▸ **Stated task**
From the listing below, extract every line in which the word "baixa" appears.

(Data excerpts)
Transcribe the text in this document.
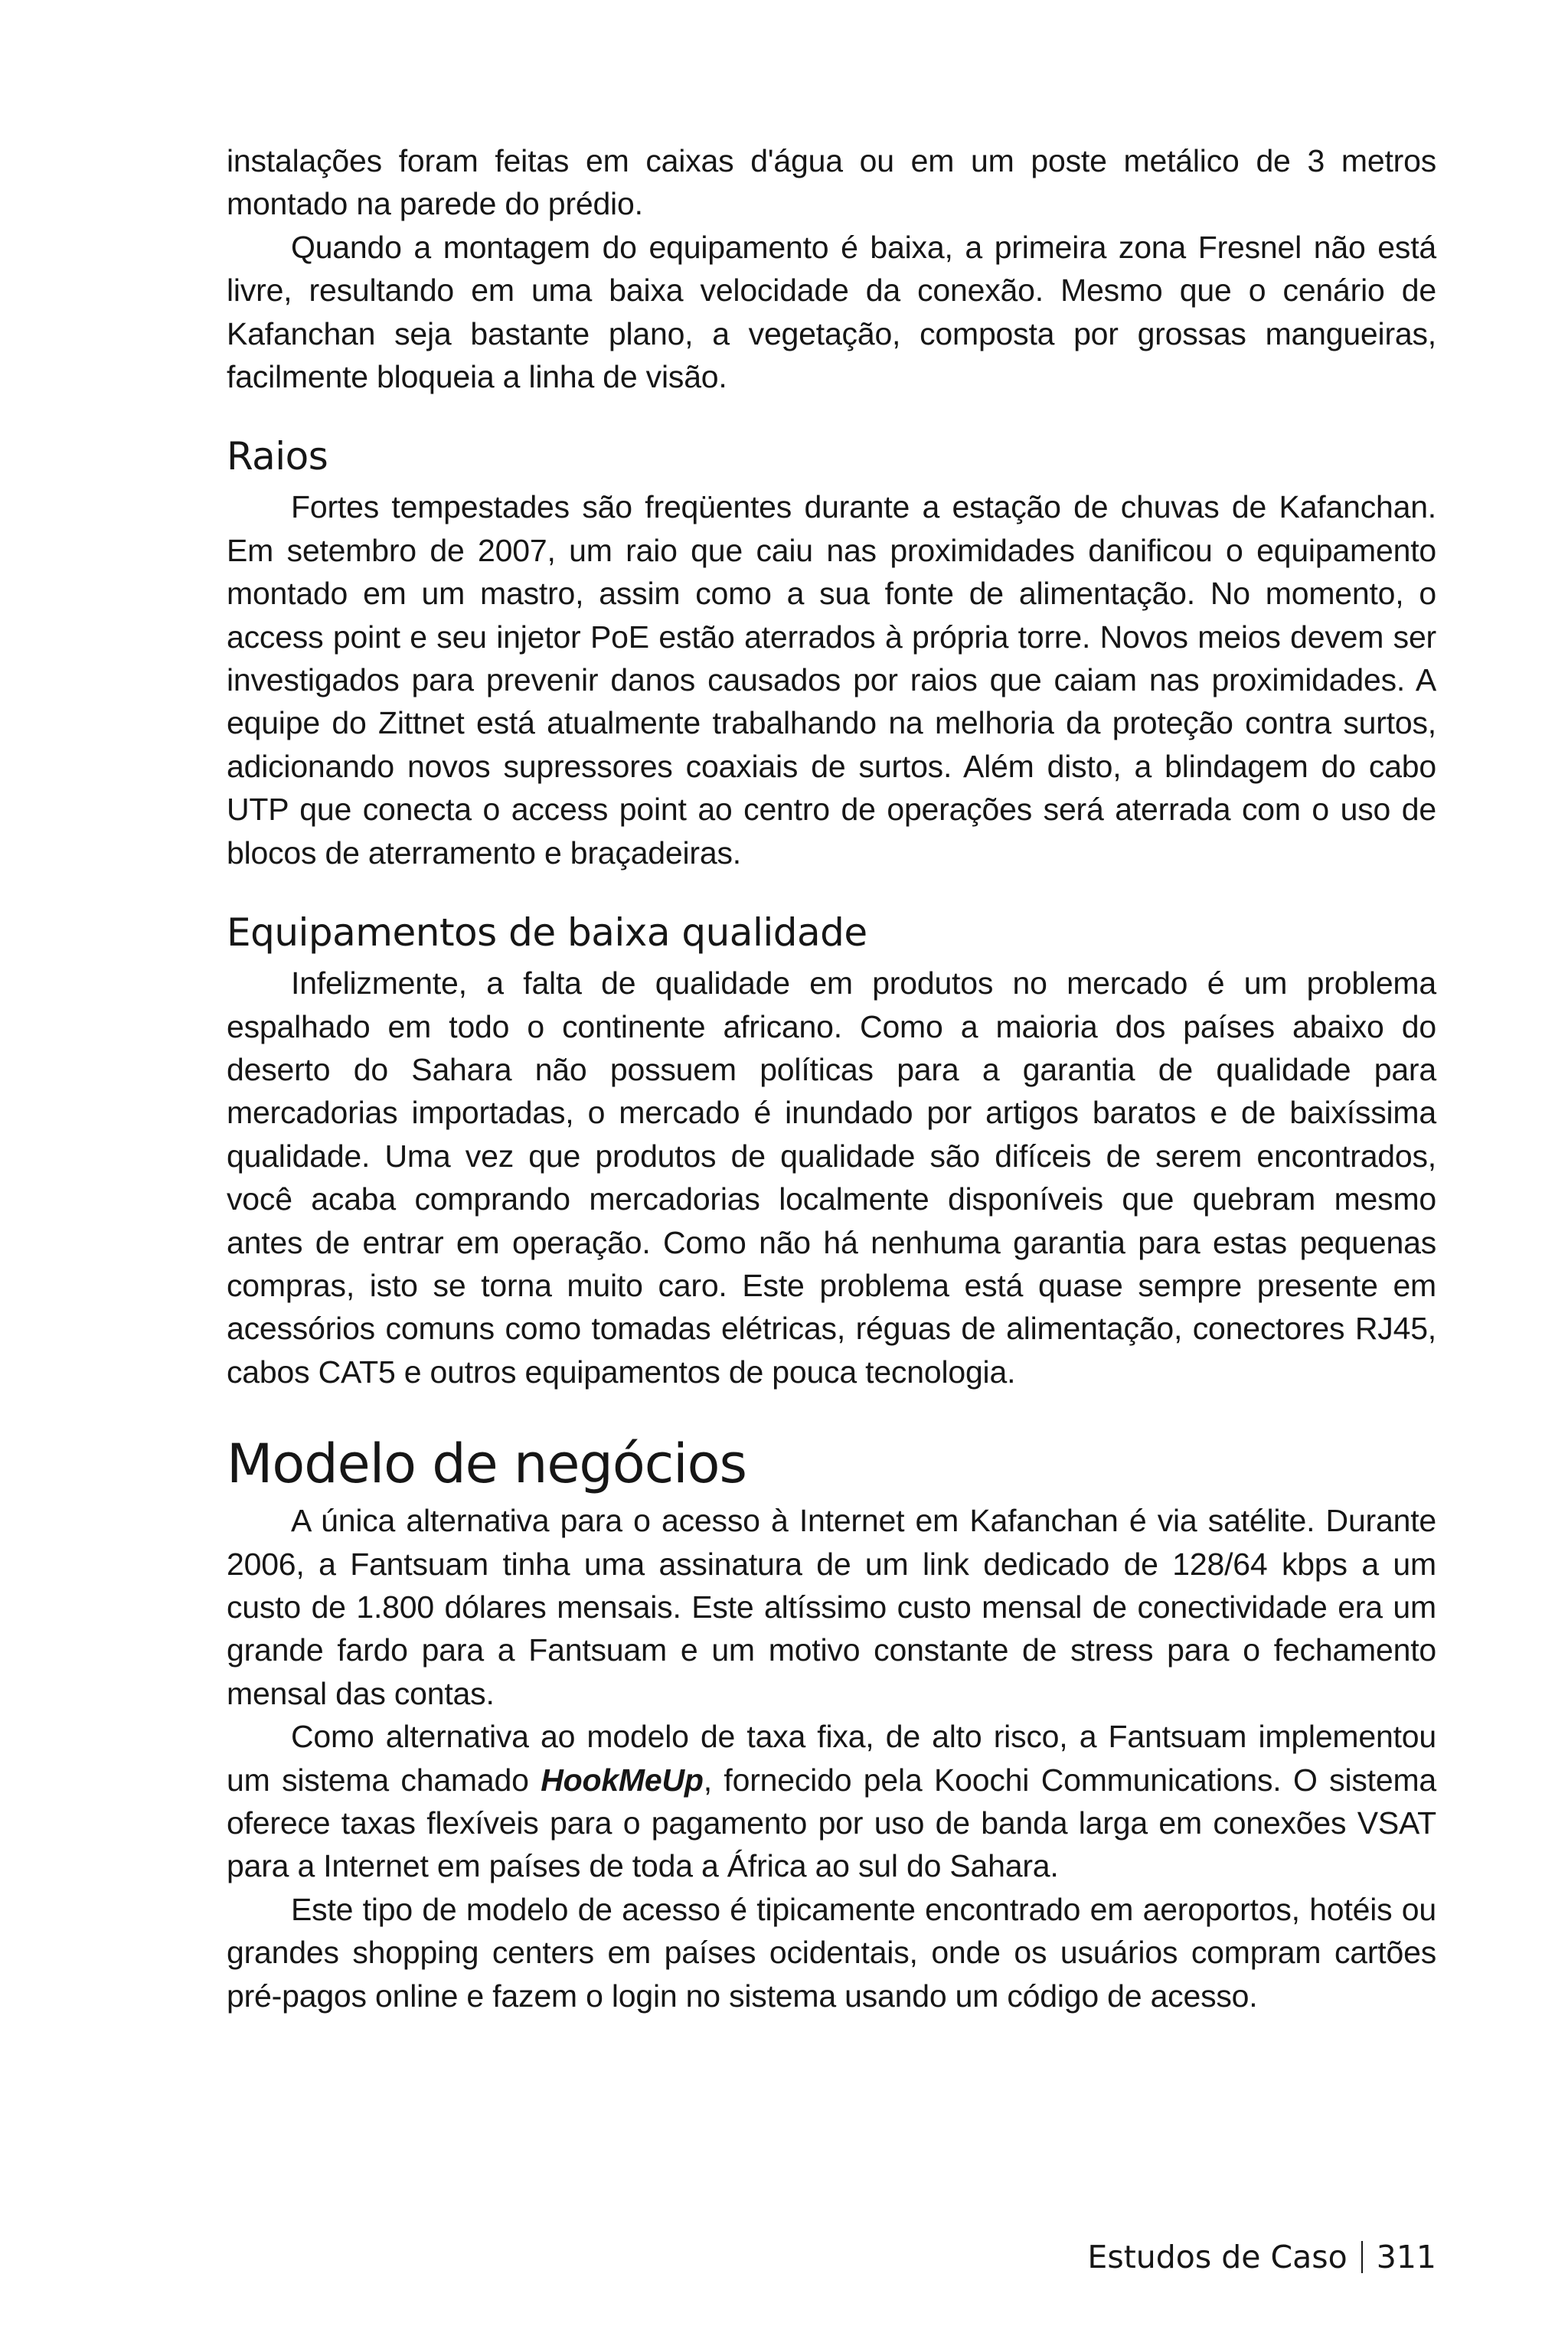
instalações foram feitas em caixas d'água ou em um poste metálico de 3 metros montado na parede do prédio.

Quando a montagem do equipamento é baixa, a primeira zona Fresnel não está livre, resultando em uma baixa velocidade da conexão. Mesmo que o cenário de Kafanchan seja bastante plano, a vegetação, composta por grossas mangueiras, facilmente bloqueia a linha de visão.

Raios

Fortes tempestades são freqüentes durante a estação de chuvas de Kafanchan. Em setembro de 2007, um raio que caiu nas proximidades danificou o equipamento montado em um mastro, assim como a sua fonte de alimentação. No momento, o access point e seu injetor PoE estão aterrados à própria torre. Novos meios devem ser investigados para prevenir danos causados por raios que caiam nas proximidades. A equipe do Zittnet está atualmente trabalhando na melhoria da proteção contra surtos, adicionando novos supressores coaxiais de surtos. Além disto, a blindagem do cabo UTP que conecta o access point ao centro de operações será aterrada com o uso de blocos de aterramento e braçadeiras.

Equipamentos de baixa qualidade

Infelizmente, a falta de qualidade em produtos no mercado é um problema espalhado em todo o continente africano. Como a maioria dos países abaixo do deserto do Sahara não possuem políticas para a garantia de qualidade para mercadorias importadas, o mercado é inundado por artigos baratos e de baixíssima qualidade. Uma vez que produtos de qualidade são difíceis de serem encontrados, você acaba comprando mercadorias localmente disponíveis que quebram mesmo antes de entrar em operação. Como não há nenhuma garantia para estas pequenas compras, isto se torna muito caro. Este problema está quase sempre presente em acessórios comuns como tomadas elétricas, réguas de alimentação, conectores RJ45, cabos CAT5 e outros equipamentos de pouca tecnologia.

Modelo de negócios

A única alternativa para o acesso à Internet em Kafanchan é via satélite. Durante 2006, a Fantsuam tinha uma assinatura de um link dedicado de 128/64 kbps a um custo de 1.800 dólares mensais. Este altíssimo custo mensal de conectividade era um grande fardo para a Fantsuam e um motivo constante de stress para o fechamento mensal das contas.

Como alternativa ao modelo de taxa fixa, de alto risco, a Fantsuam implementou um sistema chamado HookMeUp, fornecido pela Koochi Communications. O sistema oferece taxas flexíveis para o pagamento por uso de banda larga em conexões VSAT para a Internet em países de toda a África ao sul do Sahara.

Este tipo de modelo de acesso é tipicamente encontrado em aeroportos, hotéis ou grandes shopping centers em países ocidentais, onde os usuários compram cartões pré-pagos online e fazem o login no sistema usando um código de acesso.

Estudos de Caso 311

▸ **Completed task**
Quando a montagem do equipamento é baixa, a primeira zona Fresnel não está livre, resultando em uma baixa velocidade da conexão. Mesmo que o cenário de Kafanchan seja bastante plano, a vegetação, composta por grossas mangueiras, facilmente bloqueia a linha de visão.
Equipamentos de baixa qualidade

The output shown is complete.